━━━ Rows

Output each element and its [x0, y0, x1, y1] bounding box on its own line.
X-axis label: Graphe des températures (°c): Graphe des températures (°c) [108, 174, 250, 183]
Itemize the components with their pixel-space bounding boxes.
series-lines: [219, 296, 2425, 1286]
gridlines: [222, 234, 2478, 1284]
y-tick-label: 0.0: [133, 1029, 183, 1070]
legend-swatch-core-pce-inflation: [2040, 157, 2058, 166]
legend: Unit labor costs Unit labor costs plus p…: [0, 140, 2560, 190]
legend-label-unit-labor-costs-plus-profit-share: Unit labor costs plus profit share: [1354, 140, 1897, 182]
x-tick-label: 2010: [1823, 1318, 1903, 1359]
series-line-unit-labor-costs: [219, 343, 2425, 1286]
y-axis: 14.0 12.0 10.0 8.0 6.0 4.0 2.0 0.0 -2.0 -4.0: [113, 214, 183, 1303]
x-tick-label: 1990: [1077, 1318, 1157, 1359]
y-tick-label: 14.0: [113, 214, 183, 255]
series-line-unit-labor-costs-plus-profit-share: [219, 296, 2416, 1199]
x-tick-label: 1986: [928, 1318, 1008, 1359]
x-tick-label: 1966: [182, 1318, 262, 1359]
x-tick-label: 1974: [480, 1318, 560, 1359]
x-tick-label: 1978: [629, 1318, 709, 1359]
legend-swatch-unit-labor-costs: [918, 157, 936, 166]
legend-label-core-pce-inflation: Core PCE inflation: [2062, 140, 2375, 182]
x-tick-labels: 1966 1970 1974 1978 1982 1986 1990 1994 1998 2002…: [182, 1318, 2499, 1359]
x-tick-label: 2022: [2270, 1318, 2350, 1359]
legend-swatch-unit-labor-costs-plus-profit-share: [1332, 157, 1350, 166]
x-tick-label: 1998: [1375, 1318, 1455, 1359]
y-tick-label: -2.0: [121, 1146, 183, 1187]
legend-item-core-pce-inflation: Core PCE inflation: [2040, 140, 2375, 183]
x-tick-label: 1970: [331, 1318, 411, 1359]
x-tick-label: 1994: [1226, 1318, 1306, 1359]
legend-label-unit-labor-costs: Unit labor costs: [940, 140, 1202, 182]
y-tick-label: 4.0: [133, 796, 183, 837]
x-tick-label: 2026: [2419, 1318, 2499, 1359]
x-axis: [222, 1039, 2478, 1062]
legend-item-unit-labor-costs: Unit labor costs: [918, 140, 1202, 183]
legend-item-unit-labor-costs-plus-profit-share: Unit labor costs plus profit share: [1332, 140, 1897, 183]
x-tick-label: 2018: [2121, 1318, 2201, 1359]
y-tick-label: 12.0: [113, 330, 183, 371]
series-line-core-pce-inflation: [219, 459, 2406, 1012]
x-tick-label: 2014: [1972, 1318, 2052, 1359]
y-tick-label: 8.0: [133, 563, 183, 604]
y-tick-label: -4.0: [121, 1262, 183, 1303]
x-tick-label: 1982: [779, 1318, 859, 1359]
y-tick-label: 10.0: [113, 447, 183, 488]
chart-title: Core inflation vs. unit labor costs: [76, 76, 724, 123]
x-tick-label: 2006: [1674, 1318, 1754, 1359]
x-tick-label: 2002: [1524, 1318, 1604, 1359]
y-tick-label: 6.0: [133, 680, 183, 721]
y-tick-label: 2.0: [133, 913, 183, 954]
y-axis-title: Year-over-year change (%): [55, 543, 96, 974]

━━━━━━

Task statement: Copy every line of the records above word for word.

Task response:
Output each element and its [x0, y0, x1, y1] bounding box on its own line.
X-axis label: Graphe des températures (°c): Graphe des températures (°c) [108, 174, 250, 183]
Itemize the components with their pixel-space bounding boxes.
series-lines: [219, 296, 2425, 1286]
gridlines: [222, 234, 2478, 1284]
y-tick-label: 0.0: [133, 1029, 183, 1070]
legend-swatch-core-pce-inflation: [2040, 157, 2058, 166]
legend: Unit labor costs Unit labor costs plus p…: [0, 140, 2560, 190]
legend-label-unit-labor-costs-plus-profit-share: Unit labor costs plus profit share: [1354, 140, 1897, 182]
x-tick-label: 2010: [1823, 1318, 1903, 1359]
series-line-unit-labor-costs: [219, 343, 2425, 1286]
y-axis: 14.0 12.0 10.0 8.0 6.0 4.0 2.0 0.0 -2.0 -4.0: [113, 214, 183, 1303]
x-tick-label: 1990: [1077, 1318, 1157, 1359]
y-tick-label: 14.0: [113, 214, 183, 255]
series-line-unit-labor-costs-plus-profit-share: [219, 296, 2416, 1199]
x-tick-label: 1986: [928, 1318, 1008, 1359]
x-tick-label: 1966: [182, 1318, 262, 1359]
x-tick-label: 1974: [480, 1318, 560, 1359]
x-tick-label: 1978: [629, 1318, 709, 1359]
legend-swatch-unit-labor-costs: [918, 157, 936, 166]
legend-label-core-pce-inflation: Core PCE inflation: [2062, 140, 2375, 182]
x-tick-labels: 1966 1970 1974 1978 1982 1986 1990 1994 1998 2002…: [182, 1318, 2499, 1359]
x-tick-label: 2022: [2270, 1318, 2350, 1359]
legend-swatch-unit-labor-costs-plus-profit-share: [1332, 157, 1350, 166]
x-tick-label: 1998: [1375, 1318, 1455, 1359]
y-tick-label: -2.0: [121, 1146, 183, 1187]
legend-item-core-pce-inflation: Core PCE inflation: [2040, 140, 2375, 183]
x-tick-label: 1970: [331, 1318, 411, 1359]
x-tick-label: 1994: [1226, 1318, 1306, 1359]
legend-label-unit-labor-costs: Unit labor costs: [940, 140, 1202, 182]
y-tick-label: 4.0: [133, 796, 183, 837]
x-tick-label: 2026: [2419, 1318, 2499, 1359]
x-axis: [222, 1039, 2478, 1062]
legend-item-unit-labor-costs: Unit labor costs: [918, 140, 1202, 183]
legend-item-unit-labor-costs-plus-profit-share: Unit labor costs plus profit share: [1332, 140, 1897, 183]
x-tick-label: 2018: [2121, 1318, 2201, 1359]
y-tick-label: 12.0: [113, 330, 183, 371]
series-line-core-pce-inflation: [219, 459, 2406, 1012]
x-tick-label: 2014: [1972, 1318, 2052, 1359]
y-tick-label: 8.0: [133, 563, 183, 604]
y-tick-label: -4.0: [121, 1262, 183, 1303]
x-tick-label: 1982: [779, 1318, 859, 1359]
y-tick-label: 10.0: [113, 447, 183, 488]
chart-title: Core inflation vs. unit labor costs: [76, 76, 724, 123]
x-tick-label: 2006: [1674, 1318, 1754, 1359]
x-tick-label: 2002: [1524, 1318, 1604, 1359]
y-tick-label: 6.0: [133, 680, 183, 721]
y-tick-label: 2.0: [133, 913, 183, 954]
y-axis-title: Year-over-year change (%): [55, 543, 96, 974]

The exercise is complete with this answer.